| Work to complete |
Pick out and copy every line below that has the word "วาระท".
____
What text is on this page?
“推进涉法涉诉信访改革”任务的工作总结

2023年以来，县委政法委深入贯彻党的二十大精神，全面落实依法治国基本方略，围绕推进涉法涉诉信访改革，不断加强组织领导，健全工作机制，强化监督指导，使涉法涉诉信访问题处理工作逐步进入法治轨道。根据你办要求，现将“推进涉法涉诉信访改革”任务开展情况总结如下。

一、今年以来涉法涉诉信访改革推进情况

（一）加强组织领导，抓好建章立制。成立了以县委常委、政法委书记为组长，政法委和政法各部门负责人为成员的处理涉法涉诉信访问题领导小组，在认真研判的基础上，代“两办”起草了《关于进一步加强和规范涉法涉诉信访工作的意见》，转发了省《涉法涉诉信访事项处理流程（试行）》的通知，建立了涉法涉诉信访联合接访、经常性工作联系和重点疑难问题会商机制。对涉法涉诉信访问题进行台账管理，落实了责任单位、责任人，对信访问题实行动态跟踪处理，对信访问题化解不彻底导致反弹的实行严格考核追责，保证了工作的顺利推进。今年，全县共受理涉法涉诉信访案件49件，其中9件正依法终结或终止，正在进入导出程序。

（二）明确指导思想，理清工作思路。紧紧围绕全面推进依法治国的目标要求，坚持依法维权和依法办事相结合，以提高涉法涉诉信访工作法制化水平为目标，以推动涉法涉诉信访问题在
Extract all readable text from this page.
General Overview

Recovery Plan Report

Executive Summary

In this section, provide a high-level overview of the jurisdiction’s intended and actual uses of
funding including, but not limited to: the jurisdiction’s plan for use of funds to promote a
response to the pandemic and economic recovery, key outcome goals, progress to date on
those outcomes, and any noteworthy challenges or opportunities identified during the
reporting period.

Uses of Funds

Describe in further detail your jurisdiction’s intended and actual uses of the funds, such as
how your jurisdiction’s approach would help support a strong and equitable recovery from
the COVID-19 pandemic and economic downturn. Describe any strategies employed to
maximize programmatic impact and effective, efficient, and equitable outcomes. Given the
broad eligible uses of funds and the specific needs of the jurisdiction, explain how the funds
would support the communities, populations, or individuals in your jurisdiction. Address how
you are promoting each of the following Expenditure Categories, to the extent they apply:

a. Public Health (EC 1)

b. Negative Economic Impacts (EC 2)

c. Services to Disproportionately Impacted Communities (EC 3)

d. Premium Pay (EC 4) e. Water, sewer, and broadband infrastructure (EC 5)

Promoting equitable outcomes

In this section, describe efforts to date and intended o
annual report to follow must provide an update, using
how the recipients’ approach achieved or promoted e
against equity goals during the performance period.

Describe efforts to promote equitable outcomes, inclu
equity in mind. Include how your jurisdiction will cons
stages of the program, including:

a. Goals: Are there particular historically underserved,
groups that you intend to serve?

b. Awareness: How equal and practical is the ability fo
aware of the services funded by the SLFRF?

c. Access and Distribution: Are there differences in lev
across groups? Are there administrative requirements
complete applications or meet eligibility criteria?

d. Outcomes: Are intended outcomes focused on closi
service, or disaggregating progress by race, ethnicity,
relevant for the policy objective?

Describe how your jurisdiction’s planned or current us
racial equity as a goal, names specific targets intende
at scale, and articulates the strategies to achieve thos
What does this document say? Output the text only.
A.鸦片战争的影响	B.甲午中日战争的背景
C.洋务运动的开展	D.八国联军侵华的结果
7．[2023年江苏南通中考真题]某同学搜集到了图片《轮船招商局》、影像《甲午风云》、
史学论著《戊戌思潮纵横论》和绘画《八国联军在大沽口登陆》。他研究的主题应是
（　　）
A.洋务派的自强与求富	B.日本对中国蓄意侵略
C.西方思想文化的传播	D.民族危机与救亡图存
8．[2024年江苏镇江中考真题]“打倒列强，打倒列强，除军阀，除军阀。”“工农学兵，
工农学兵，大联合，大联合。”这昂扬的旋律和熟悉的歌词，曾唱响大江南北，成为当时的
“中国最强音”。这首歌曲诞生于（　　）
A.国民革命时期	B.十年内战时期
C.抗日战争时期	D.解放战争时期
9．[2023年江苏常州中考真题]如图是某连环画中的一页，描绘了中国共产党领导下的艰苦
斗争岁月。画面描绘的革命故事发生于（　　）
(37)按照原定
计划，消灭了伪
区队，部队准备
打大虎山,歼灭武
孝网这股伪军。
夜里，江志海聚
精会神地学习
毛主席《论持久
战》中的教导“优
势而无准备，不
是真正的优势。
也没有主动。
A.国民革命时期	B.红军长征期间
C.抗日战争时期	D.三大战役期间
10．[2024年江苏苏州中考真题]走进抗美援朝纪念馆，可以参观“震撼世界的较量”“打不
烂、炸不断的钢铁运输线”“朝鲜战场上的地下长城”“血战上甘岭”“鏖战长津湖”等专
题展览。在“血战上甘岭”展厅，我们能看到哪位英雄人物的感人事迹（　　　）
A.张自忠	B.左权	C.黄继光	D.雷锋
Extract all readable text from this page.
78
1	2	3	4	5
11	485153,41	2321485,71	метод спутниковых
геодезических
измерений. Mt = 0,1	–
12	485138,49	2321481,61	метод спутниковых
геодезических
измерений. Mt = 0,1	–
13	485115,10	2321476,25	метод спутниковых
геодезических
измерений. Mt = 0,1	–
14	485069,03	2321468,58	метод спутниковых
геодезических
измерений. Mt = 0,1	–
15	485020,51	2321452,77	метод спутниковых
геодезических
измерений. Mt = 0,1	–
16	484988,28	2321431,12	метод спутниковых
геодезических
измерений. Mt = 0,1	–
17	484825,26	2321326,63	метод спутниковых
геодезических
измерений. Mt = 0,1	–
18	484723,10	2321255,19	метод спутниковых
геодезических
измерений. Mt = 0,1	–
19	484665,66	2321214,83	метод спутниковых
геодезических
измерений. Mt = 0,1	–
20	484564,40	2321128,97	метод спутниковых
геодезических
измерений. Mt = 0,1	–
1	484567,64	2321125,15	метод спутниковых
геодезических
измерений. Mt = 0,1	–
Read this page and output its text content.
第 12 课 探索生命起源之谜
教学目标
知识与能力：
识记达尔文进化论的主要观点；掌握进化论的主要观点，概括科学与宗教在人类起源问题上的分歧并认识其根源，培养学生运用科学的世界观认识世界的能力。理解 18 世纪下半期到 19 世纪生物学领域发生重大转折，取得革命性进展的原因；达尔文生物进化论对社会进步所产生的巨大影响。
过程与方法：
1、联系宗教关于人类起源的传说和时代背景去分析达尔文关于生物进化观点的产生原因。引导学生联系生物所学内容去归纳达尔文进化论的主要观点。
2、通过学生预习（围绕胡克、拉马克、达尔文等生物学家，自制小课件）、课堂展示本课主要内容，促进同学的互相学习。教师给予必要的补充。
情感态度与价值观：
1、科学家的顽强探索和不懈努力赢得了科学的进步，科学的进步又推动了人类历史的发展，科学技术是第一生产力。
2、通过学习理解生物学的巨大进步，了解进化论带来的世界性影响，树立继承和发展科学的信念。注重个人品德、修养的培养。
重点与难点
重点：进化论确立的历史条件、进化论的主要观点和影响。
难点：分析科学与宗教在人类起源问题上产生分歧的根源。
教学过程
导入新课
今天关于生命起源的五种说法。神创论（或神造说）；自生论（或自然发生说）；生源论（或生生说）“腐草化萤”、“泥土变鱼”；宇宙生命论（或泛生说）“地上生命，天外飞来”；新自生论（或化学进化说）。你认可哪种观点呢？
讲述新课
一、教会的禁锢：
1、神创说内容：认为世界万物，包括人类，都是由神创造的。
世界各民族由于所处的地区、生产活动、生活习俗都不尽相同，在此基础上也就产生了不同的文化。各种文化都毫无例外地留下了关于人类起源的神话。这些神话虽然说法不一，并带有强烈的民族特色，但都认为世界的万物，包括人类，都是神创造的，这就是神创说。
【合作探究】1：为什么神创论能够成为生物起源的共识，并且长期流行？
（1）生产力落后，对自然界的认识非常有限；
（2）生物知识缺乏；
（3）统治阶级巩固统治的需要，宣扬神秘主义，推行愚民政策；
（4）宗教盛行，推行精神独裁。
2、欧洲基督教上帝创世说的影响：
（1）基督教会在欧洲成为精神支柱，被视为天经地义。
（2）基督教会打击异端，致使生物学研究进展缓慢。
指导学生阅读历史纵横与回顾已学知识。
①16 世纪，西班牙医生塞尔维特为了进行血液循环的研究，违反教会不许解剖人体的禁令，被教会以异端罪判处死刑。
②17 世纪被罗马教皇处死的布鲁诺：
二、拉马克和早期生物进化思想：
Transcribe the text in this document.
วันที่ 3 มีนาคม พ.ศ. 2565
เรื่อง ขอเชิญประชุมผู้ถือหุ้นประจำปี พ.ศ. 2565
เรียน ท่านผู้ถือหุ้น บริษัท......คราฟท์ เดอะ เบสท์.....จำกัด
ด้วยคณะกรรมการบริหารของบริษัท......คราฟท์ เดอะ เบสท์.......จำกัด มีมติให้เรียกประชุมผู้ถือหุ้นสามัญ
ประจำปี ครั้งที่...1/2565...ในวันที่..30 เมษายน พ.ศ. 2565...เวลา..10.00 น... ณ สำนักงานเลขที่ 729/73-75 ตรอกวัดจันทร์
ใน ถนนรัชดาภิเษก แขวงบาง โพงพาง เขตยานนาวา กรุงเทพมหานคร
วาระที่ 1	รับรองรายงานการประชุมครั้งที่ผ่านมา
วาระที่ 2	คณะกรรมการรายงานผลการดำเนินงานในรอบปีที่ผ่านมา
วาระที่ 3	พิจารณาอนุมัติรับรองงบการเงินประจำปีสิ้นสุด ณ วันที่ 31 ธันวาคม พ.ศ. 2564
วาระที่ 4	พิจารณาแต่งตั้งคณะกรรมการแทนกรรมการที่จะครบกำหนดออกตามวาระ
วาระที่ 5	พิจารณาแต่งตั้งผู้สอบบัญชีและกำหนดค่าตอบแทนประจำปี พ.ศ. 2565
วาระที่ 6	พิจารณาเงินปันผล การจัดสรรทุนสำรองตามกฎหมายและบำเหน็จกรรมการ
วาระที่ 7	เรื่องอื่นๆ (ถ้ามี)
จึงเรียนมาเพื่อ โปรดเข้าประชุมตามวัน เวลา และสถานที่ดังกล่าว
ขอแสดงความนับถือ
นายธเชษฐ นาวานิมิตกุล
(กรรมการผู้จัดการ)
____
| Exercise solution |
วาระที่ 1	รับรองรายงานการประชุมครั้งที่ผ่านมา
วาระที่ 2	คณะกรรมการรายงานผลการดำเนินงานในรอบปีที่ผ่านมา
วาระที่ 3	พิจารณาอนุมัติรับรองงบการเงินประจำปีสิ้นสุด ณ วันที่ 31 ธันวาคม พ.ศ. 2564
วาระที่ 4	พิจารณาแต่งตั้งคณะกรรมการแทนกรรมการที่จะครบกำหนดออกตามวาระ
วาระที่ 5	พิจารณาแต่งตั้งผู้สอบบัญชีและกำหนดค่าตอบแทนประจำปี พ.ศ. 2565
วาระที่ 6	พิจารณาเงินปันผล การจัดสรรทุนสำรองตามกฎหมายและบำเหน็จกรรมการ
วาระที่ 7	เรื่องอื่นๆ (ถ้ามี)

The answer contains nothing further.